- What you will do:
Output all entries verbatim. Skip pictures.

- Exercise input:
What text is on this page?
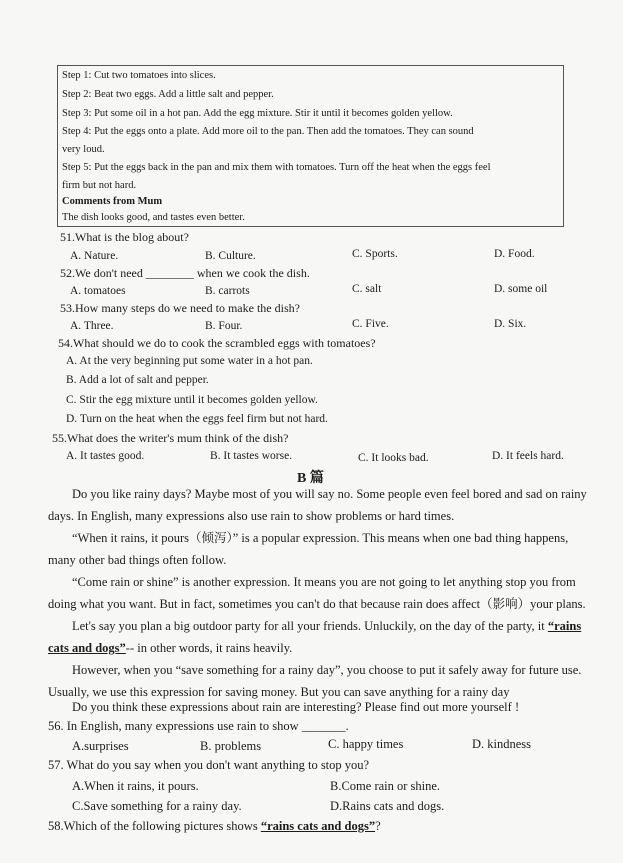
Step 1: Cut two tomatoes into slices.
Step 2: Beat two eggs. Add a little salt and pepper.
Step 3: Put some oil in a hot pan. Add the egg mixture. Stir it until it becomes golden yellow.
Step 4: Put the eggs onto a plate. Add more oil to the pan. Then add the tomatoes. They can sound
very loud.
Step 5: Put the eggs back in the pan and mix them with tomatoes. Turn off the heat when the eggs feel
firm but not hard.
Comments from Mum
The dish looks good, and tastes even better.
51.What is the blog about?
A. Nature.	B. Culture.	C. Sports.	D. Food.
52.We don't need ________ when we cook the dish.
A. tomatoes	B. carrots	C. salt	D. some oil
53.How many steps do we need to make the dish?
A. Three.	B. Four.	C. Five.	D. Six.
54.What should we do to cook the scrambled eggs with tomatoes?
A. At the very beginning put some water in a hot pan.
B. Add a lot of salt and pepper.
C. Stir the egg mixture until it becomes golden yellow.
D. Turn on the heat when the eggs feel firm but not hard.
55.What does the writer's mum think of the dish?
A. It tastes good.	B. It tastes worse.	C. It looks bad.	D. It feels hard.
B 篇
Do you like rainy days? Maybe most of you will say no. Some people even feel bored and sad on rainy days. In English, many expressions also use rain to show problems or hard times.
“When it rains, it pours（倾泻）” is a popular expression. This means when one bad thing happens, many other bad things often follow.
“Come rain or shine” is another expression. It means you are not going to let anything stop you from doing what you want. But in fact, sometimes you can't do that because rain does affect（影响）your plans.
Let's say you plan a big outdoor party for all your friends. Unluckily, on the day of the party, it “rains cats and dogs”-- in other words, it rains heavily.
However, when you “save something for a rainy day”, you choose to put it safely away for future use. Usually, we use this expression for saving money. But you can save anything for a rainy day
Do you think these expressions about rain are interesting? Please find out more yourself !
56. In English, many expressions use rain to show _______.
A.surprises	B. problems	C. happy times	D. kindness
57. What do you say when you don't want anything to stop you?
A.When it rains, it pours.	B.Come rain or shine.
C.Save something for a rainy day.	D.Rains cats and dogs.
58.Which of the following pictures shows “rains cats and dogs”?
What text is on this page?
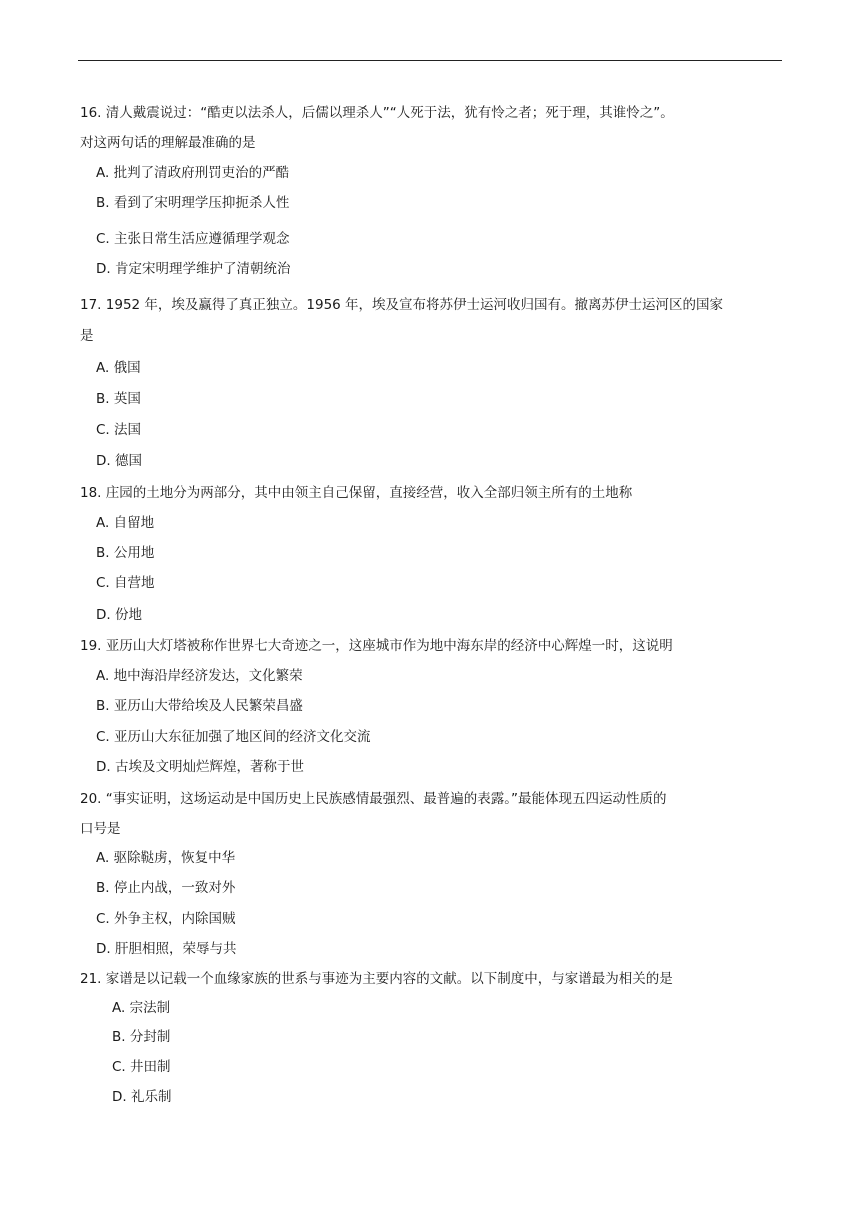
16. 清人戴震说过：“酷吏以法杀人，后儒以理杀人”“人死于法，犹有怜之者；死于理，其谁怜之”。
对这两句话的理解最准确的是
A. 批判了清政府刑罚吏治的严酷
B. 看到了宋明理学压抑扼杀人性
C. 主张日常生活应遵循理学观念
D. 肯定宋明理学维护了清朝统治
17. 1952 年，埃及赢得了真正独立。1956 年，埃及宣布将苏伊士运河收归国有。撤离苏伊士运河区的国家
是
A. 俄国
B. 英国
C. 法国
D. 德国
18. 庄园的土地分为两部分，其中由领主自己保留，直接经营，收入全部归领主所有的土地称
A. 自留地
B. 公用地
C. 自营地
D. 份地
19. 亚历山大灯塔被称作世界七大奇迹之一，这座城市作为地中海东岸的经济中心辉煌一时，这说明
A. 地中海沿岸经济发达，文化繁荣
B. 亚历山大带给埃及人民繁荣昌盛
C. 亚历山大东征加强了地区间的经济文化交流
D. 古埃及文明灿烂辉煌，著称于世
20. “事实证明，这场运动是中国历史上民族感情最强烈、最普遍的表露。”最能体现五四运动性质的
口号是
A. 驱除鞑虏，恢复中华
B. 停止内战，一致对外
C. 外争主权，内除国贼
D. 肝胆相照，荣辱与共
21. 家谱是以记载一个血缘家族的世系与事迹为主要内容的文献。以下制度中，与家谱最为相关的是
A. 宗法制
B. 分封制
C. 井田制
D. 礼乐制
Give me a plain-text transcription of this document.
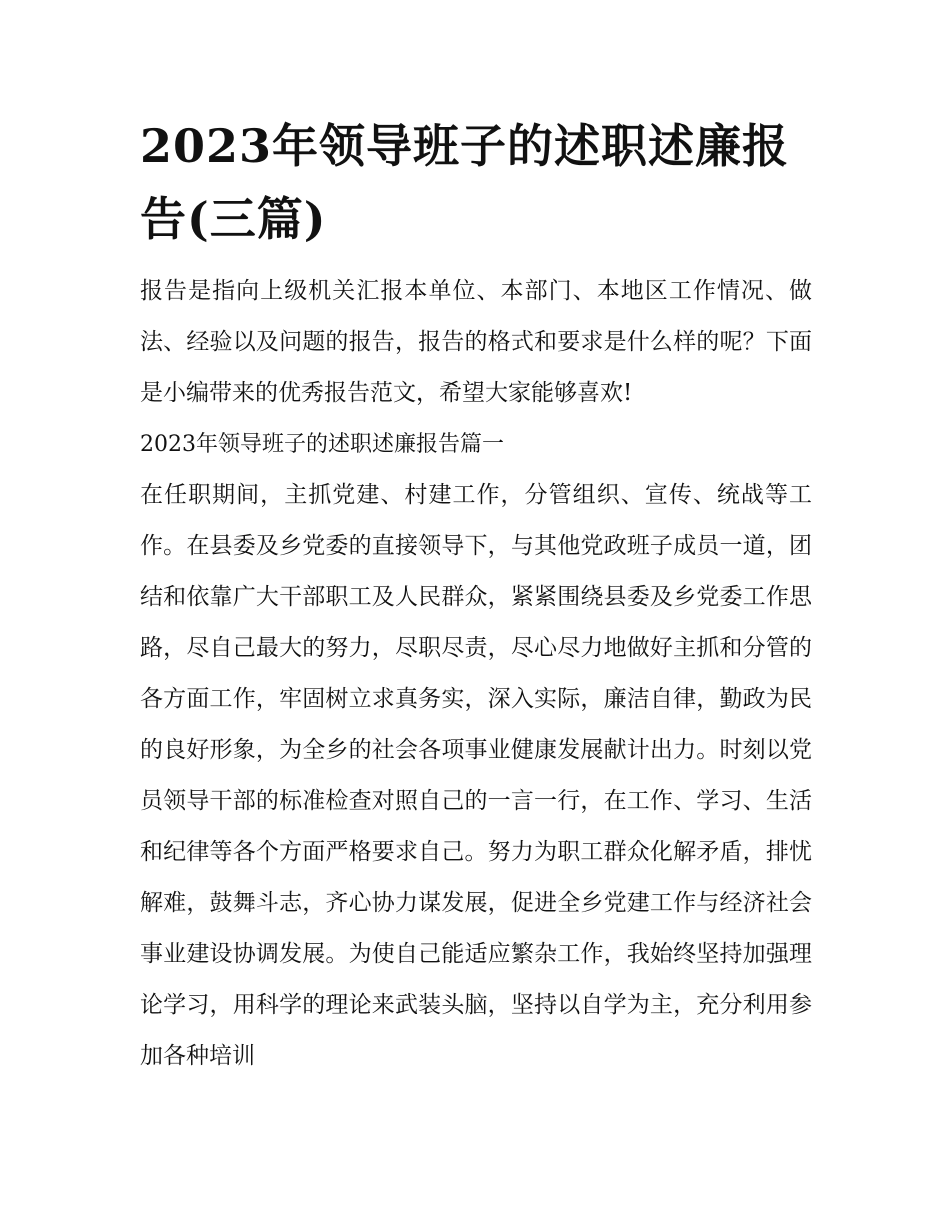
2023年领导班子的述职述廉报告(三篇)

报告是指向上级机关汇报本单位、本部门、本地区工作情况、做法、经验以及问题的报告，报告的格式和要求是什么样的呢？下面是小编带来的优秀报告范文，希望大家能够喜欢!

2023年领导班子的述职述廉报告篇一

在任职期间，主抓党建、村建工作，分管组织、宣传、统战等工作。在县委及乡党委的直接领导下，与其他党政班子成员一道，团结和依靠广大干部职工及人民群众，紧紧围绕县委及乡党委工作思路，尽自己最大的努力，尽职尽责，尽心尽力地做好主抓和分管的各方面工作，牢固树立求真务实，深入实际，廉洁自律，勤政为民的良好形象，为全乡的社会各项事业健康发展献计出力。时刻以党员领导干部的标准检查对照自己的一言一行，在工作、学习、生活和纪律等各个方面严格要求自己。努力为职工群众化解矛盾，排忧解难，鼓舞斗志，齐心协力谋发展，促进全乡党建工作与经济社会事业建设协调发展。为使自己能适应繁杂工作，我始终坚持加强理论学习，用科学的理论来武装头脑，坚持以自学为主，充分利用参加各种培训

- Written response:
What text is on this page?
Step 1: Cut two tomatoes into slices.
Step 2: Beat two eggs. Add a little salt and pepper.
Step 3: Put some oil in a hot pan. Add the egg mixture. Stir it until it becomes golden yellow.
Step 4: Put the eggs onto a plate. Add more oil to the pan. Then add the tomatoes. They can sound
very loud.
Step 5: Put the eggs back in the pan and mix them with tomatoes. Turn off the heat when the eggs feel
firm but not hard.
Comments from Mum
The dish looks good, and tastes even better.
51.What is the blog about?
A. Nature.	B. Culture.	C. Sports.	D. Food.
52.We don't need ________ when we cook the dish.
A. tomatoes	B. carrots	C. salt	D. some oil
53.How many steps do we need to make the dish?
A. Three.	B. Four.	C. Five.	D. Six.
54.What should we do to cook the scrambled eggs with tomatoes?
A. At the very beginning put some water in a hot pan.
B. Add a lot of salt and pepper.
C. Stir the egg mixture until it becomes golden yellow.
D. Turn on the heat when the eggs feel firm but not hard.
55.What does the writer's mum think of the dish?
A. It tastes good.	B. It tastes worse.	C. It looks bad.	D. It feels hard.
B 篇
Do you like rainy days? Maybe most of you will say no. Some people even feel bored and sad on rainy days. In English, many expressions also use rain to show problems or hard times.
“When it rains, it pours（倾泻）” is a popular expression. This means when one bad thing happens, many other bad things often follow.
“Come rain or shine” is another expression. It means you are not going to let anything stop you from doing what you want. But in fact, sometimes you can't do that because rain does affect（影响）your plans.
Let's say you plan a big outdoor party for all your friends. Unluckily, on the day of the party, it “rains cats and dogs”-- in other words, it rains heavily.
However, when you “save something for a rainy day”, you choose to put it safely away for future use. Usually, we use this expression for saving money. But you can save anything for a rainy day
Do you think these expressions about rain are interesting? Please find out more yourself !
56. In English, many expressions use rain to show _______.
A.surprises	B. problems	C. happy times	D. kindness
57. What do you say when you don't want anything to stop you?
A.When it rains, it pours.	B.Come rain or shine.
C.Save something for a rainy day.	D.Rains cats and dogs.
58.Which of the following pictures shows “rains cats and dogs”?
What text is on this page?
16. 清人戴震说过：“酷吏以法杀人，后儒以理杀人”“人死于法，犹有怜之者；死于理，其谁怜之”。
对这两句话的理解最准确的是
A. 批判了清政府刑罚吏治的严酷
B. 看到了宋明理学压抑扼杀人性
C. 主张日常生活应遵循理学观念
D. 肯定宋明理学维护了清朝统治
17. 1952 年，埃及赢得了真正独立。1956 年，埃及宣布将苏伊士运河收归国有。撤离苏伊士运河区的国家
是
A. 俄国
B. 英国
C. 法国
D. 德国
18. 庄园的土地分为两部分，其中由领主自己保留，直接经营，收入全部归领主所有的土地称
A. 自留地
B. 公用地
C. 自营地
D. 份地
19. 亚历山大灯塔被称作世界七大奇迹之一，这座城市作为地中海东岸的经济中心辉煌一时，这说明
A. 地中海沿岸经济发达，文化繁荣
B. 亚历山大带给埃及人民繁荣昌盛
C. 亚历山大东征加强了地区间的经济文化交流
D. 古埃及文明灿烂辉煌，著称于世
20. “事实证明，这场运动是中国历史上民族感情最强烈、最普遍的表露。”最能体现五四运动性质的
口号是
A. 驱除鞑虏，恢复中华
B. 停止内战，一致对外
C. 外争主权，内除国贼
D. 肝胆相照，荣辱与共
21. 家谱是以记载一个血缘家族的世系与事迹为主要内容的文献。以下制度中，与家谱最为相关的是
A. 宗法制
B. 分封制
C. 井田制
D. 礼乐制
Give me a plain-text transcription of this document.
2023年领导班子的述职述廉报告(三篇)

报告是指向上级机关汇报本单位、本部门、本地区工作情况、做法、经验以及问题的报告，报告的格式和要求是什么样的呢？下面是小编带来的优秀报告范文，希望大家能够喜欢!

2023年领导班子的述职述廉报告篇一

在任职期间，主抓党建、村建工作，分管组织、宣传、统战等工作。在县委及乡党委的直接领导下，与其他党政班子成员一道，团结和依靠广大干部职工及人民群众，紧紧围绕县委及乡党委工作思路，尽自己最大的努力，尽职尽责，尽心尽力地做好主抓和分管的各方面工作，牢固树立求真务实，深入实际，廉洁自律，勤政为民的良好形象，为全乡的社会各项事业健康发展献计出力。时刻以党员领导干部的标准检查对照自己的一言一行，在工作、学习、生活和纪律等各个方面严格要求自己。努力为职工群众化解矛盾，排忧解难，鼓舞斗志，齐心协力谋发展，促进全乡党建工作与经济社会事业建设协调发展。为使自己能适应繁杂工作，我始终坚持加强理论学习，用科学的理论来武装头脑，坚持以自学为主，充分利用参加各种培训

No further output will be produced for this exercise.